**AIM:** Quote, without change, all of the lines that follow.

**DATASET:**
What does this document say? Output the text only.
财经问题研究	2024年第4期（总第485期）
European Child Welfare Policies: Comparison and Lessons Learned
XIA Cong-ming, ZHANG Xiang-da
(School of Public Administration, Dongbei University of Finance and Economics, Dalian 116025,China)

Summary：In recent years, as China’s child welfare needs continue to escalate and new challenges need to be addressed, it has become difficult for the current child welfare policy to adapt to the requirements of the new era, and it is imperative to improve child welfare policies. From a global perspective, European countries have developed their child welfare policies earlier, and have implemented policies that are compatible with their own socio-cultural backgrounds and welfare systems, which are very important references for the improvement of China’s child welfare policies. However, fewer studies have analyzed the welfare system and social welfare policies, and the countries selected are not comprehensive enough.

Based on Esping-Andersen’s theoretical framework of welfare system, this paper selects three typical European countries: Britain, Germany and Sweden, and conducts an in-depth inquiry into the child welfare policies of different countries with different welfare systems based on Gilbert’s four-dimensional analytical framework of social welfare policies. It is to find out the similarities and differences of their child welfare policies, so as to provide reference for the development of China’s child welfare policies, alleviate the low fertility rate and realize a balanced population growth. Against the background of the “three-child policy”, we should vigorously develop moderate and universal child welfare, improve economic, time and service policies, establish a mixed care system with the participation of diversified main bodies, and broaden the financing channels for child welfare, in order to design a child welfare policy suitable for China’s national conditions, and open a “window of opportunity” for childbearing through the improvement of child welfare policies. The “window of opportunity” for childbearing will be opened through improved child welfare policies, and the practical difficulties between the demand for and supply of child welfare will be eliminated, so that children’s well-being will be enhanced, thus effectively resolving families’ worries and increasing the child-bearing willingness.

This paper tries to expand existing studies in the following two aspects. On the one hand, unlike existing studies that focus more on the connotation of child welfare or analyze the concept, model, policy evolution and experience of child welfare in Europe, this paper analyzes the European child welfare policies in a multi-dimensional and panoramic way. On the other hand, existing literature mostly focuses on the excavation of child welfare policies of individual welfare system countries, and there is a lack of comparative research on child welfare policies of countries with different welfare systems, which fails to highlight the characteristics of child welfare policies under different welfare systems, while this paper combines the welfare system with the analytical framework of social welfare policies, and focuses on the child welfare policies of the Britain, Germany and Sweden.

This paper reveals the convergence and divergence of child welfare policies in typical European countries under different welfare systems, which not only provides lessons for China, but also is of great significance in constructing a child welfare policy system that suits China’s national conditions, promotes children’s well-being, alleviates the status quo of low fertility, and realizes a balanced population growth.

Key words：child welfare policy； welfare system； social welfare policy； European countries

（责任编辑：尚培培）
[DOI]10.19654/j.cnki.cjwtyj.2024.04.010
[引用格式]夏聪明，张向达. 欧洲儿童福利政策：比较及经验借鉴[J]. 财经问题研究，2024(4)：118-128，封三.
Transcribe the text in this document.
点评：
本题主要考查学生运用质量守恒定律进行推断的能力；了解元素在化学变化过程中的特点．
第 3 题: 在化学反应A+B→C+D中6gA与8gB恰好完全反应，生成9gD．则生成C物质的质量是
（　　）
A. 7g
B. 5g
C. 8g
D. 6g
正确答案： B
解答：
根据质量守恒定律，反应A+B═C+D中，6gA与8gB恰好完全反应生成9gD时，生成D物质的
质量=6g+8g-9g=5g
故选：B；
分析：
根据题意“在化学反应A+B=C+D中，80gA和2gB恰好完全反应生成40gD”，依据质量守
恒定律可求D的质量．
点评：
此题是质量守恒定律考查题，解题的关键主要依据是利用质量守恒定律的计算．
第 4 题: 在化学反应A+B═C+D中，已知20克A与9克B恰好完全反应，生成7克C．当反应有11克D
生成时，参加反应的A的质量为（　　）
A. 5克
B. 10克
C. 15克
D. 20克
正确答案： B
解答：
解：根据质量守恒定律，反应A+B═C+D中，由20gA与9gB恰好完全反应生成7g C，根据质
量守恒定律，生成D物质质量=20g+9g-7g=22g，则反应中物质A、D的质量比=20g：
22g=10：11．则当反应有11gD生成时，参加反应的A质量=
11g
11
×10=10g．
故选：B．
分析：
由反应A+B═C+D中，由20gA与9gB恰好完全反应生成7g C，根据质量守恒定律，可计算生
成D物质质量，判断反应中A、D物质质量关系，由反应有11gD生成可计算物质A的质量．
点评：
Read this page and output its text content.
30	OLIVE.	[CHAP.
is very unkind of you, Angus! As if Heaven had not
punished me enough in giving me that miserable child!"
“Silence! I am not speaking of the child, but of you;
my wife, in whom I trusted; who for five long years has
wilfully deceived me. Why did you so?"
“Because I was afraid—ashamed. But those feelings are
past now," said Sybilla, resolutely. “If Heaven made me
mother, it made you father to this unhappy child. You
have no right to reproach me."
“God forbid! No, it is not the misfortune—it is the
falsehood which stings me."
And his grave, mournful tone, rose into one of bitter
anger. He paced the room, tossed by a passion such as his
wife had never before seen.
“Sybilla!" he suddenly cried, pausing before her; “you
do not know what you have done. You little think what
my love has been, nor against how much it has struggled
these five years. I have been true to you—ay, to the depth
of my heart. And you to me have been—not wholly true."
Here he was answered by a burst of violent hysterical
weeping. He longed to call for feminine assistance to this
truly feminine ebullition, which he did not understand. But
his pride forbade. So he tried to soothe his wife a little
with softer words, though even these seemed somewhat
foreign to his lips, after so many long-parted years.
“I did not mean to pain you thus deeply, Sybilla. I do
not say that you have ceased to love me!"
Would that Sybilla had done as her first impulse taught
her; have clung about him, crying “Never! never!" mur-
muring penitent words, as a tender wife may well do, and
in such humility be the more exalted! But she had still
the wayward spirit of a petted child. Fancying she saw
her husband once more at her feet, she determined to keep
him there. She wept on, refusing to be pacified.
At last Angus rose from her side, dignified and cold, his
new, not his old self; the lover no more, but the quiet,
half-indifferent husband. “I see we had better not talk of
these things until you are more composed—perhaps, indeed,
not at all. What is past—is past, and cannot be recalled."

**EXERCISE OUTPUT:**
What does this document say? Output the text only.
财经问题研究	2024年第4期（总第485期）
European Child Welfare Policies: Comparison and Lessons Learned
XIA Cong-ming, ZHANG Xiang-da
(School of Public Administration, Dongbei University of Finance and Economics, Dalian 116025,China)

Summary：In recent years, as China’s child welfare needs continue to escalate and new challenges need to be addressed, it has become difficult for the current child welfare policy to adapt to the requirements of the new era, and it is imperative to improve child welfare policies. From a global perspective, European countries have developed their child welfare policies earlier, and have implemented policies that are compatible with their own socio-cultural backgrounds and welfare systems, which are very important references for the improvement of China’s child welfare policies. However, fewer studies have analyzed the welfare system and social welfare policies, and the countries selected are not comprehensive enough.

Based on Esping-Andersen’s theoretical framework of welfare system, this paper selects three typical European countries: Britain, Germany and Sweden, and conducts an in-depth inquiry into the child welfare policies of different countries with different welfare systems based on Gilbert’s four-dimensional analytical framework of social welfare policies. It is to find out the similarities and differences of their child welfare policies, so as to provide reference for the development of China’s child welfare policies, alleviate the low fertility rate and realize a balanced population growth. Against the background of the “three-child policy”, we should vigorously develop moderate and universal child welfare, improve economic, time and service policies, establish a mixed care system with the participation of diversified main bodies, and broaden the financing channels for child welfare, in order to design a child welfare policy suitable for China’s national conditions, and open a “window of opportunity” for childbearing through the improvement of child welfare policies. The “window of opportunity” for childbearing will be opened through improved child welfare policies, and the practical difficulties between the demand for and supply of child welfare will be eliminated, so that children’s well-being will be enhanced, thus effectively resolving families’ worries and increasing the child-bearing willingness.

This paper tries to expand existing studies in the following two aspects. On the one hand, unlike existing studies that focus more on the connotation of child welfare or analyze the concept, model, policy evolution and experience of child welfare in Europe, this paper analyzes the European child welfare policies in a multi-dimensional and panoramic way. On the other hand, existing literature mostly focuses on the excavation of child welfare policies of individual welfare system countries, and there is a lack of comparative research on child welfare policies of countries with different welfare systems, which fails to highlight the characteristics of child welfare policies under different welfare systems, while this paper combines the welfare system with the analytical framework of social welfare policies, and focuses on the child welfare policies of the Britain, Germany and Sweden.

This paper reveals the convergence and divergence of child welfare policies in typical European countries under different welfare systems, which not only provides lessons for China, but also is of great significance in constructing a child welfare policy system that suits China’s national conditions, promotes children’s well-being, alleviates the status quo of low fertility, and realizes a balanced population growth.

Key words：child welfare policy； welfare system； social welfare policy； European countries

（责任编辑：尚培培）
[DOI]10.19654/j.cnki.cjwtyj.2024.04.010
[引用格式]夏聪明，张向达. 欧洲儿童福利政策：比较及经验借鉴[J]. 财经问题研究，2024(4)：118-128，封三.
Transcribe the text in this document.
点评：
本题主要考查学生运用质量守恒定律进行推断的能力；了解元素在化学变化过程中的特点．
第 3 题: 在化学反应A+B→C+D中6gA与8gB恰好完全反应，生成9gD．则生成C物质的质量是
（　　）
A. 7g
B. 5g
C. 8g
D. 6g
正确答案： B
解答：
根据质量守恒定律，反应A+B═C+D中，6gA与8gB恰好完全反应生成9gD时，生成D物质的
质量=6g+8g-9g=5g
故选：B；
分析：
根据题意“在化学反应A+B=C+D中，80gA和2gB恰好完全反应生成40gD”，依据质量守
恒定律可求D的质量．
点评：
此题是质量守恒定律考查题，解题的关键主要依据是利用质量守恒定律的计算．
第 4 题: 在化学反应A+B═C+D中，已知20克A与9克B恰好完全反应，生成7克C．当反应有11克D
生成时，参加反应的A的质量为（　　）
A. 5克
B. 10克
C. 15克
D. 20克
正确答案： B
解答：
解：根据质量守恒定律，反应A+B═C+D中，由20gA与9gB恰好完全反应生成7g C，根据质
量守恒定律，生成D物质质量=20g+9g-7g=22g，则反应中物质A、D的质量比=20g：
22g=10：11．则当反应有11gD生成时，参加反应的A质量=
11g
11
×10=10g．
故选：B．
分析：
由反应A+B═C+D中，由20gA与9gB恰好完全反应生成7g C，根据质量守恒定律，可计算生
成D物质质量，判断反应中A、D物质质量关系，由反应有11gD生成可计算物质A的质量．
点评：
Read this page and output its text content.
30	OLIVE.	[CHAP.
is very unkind of you, Angus! As if Heaven had not
punished me enough in giving me that miserable child!"
“Silence! I am not speaking of the child, but of you;
my wife, in whom I trusted; who for five long years has
wilfully deceived me. Why did you so?"
“Because I was afraid—ashamed. But those feelings are
past now," said Sybilla, resolutely. “If Heaven made me
mother, it made you father to this unhappy child. You
have no right to reproach me."
“God forbid! No, it is not the misfortune—it is the
falsehood which stings me."
And his grave, mournful tone, rose into one of bitter
anger. He paced the room, tossed by a passion such as his
wife had never before seen.
“Sybilla!" he suddenly cried, pausing before her; “you
do not know what you have done. You little think what
my love has been, nor against how much it has struggled
these five years. I have been true to you—ay, to the depth
of my heart. And you to me have been—not wholly true."
Here he was answered by a burst of violent hysterical
weeping. He longed to call for feminine assistance to this
truly feminine ebullition, which he did not understand. But
his pride forbade. So he tried to soothe his wife a little
with softer words, though even these seemed somewhat
foreign to his lips, after so many long-parted years.
“I did not mean to pain you thus deeply, Sybilla. I do
not say that you have ceased to love me!"
Would that Sybilla had done as her first impulse taught
her; have clung about him, crying “Never! never!" mur-
muring penitent words, as a tender wife may well do, and
in such humility be the more exalted! But she had still
the wayward spirit of a petted child. Fancying she saw
her husband once more at her feet, she determined to keep
him there. She wept on, refusing to be pacified.
At last Angus rose from her side, dignified and cold, his
new, not his old self; the lover no more, but the quiet,
half-indifferent husband. “I see we had better not talk of
these things until you are more composed—perhaps, indeed,
not at all. What is past—is past, and cannot be recalled."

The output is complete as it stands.